Stored data -

┌──

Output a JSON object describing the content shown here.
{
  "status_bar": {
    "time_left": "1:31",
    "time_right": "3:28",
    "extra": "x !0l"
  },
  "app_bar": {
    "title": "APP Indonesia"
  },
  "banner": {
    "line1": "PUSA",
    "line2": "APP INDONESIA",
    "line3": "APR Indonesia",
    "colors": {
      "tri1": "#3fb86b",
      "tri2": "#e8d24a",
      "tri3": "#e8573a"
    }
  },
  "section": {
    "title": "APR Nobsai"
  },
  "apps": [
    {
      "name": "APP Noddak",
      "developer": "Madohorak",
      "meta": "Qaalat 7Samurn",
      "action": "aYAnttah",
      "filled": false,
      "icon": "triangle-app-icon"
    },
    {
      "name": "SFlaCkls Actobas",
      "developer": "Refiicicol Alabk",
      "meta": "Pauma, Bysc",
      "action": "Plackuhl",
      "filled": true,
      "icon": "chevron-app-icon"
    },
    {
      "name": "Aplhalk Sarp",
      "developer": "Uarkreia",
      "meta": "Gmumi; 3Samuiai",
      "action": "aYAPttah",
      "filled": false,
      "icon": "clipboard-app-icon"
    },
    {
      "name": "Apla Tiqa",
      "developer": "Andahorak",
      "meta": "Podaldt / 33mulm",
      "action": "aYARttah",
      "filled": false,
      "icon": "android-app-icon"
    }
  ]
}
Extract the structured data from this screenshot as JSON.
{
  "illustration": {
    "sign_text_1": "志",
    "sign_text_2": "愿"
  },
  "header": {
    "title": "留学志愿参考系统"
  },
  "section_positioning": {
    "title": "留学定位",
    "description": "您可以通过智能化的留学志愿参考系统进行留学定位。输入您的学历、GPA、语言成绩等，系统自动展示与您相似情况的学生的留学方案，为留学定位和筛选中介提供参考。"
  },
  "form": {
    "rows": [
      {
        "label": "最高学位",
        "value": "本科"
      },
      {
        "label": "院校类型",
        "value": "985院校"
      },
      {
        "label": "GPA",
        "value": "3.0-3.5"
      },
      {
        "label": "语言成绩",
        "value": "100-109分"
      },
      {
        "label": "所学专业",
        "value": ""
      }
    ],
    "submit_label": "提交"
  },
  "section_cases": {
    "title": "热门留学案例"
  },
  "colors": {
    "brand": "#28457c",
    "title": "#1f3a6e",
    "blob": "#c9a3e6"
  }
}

└──

OBJECTIVE - Write out the data exactly as it stands.

TASK OUTPUT -
Output a JSON object describing the content shown here.
{
  "status_bar": {
    "time_left": "1:31",
    "time_right": "3:28",
    "extra": "x !0l"
  },
  "app_bar": {
    "title": "APP Indonesia"
  },
  "banner": {
    "line1": "PUSA",
    "line2": "APP INDONESIA",
    "line3": "APR Indonesia",
    "colors": {
      "tri1": "#3fb86b",
      "tri2": "#e8d24a",
      "tri3": "#e8573a"
    }
  },
  "section": {
    "title": "APR Nobsai"
  },
  "apps": [
    {
      "name": "APP Noddak",
      "developer": "Madohorak",
      "meta": "Qaalat 7Samurn",
      "action": "aYAnttah",
      "filled": false,
      "icon": "triangle-app-icon"
    },
    {
      "name": "SFlaCkls Actobas",
      "developer": "Refiicicol Alabk",
      "meta": "Pauma, Bysc",
      "action": "Plackuhl",
      "filled": true,
      "icon": "chevron-app-icon"
    },
    {
      "name": "Aplhalk Sarp",
      "developer": "Uarkreia",
      "meta": "Gmumi; 3Samuiai",
      "action": "aYAPttah",
      "filled": false,
      "icon": "clipboard-app-icon"
    },
    {
      "name": "Apla Tiqa",
      "developer": "Andahorak",
      "meta": "Podaldt / 33mulm",
      "action": "aYARttah",
      "filled": false,
      "icon": "android-app-icon"
    }
  ]
}
Extract the structured data from this screenshot as JSON.
{
  "illustration": {
    "sign_text_1": "志",
    "sign_text_2": "愿"
  },
  "header": {
    "title": "留学志愿参考系统"
  },
  "section_positioning": {
    "title": "留学定位",
    "description": "您可以通过智能化的留学志愿参考系统进行留学定位。输入您的学历、GPA、语言成绩等，系统自动展示与您相似情况的学生的留学方案，为留学定位和筛选中介提供参考。"
  },
  "form": {
    "rows": [
      {
        "label": "最高学位",
        "value": "本科"
      },
      {
        "label": "院校类型",
        "value": "985院校"
      },
      {
        "label": "GPA",
        "value": "3.0-3.5"
      },
      {
        "label": "语言成绩",
        "value": "100-109分"
      },
      {
        "label": "所学专业",
        "value": ""
      }
    ],
    "submit_label": "提交"
  },
  "section_cases": {
    "title": "热门留学案例"
  },
  "colors": {
    "brand": "#28457c",
    "title": "#1f3a6e",
    "blob": "#c9a3e6"
  }
}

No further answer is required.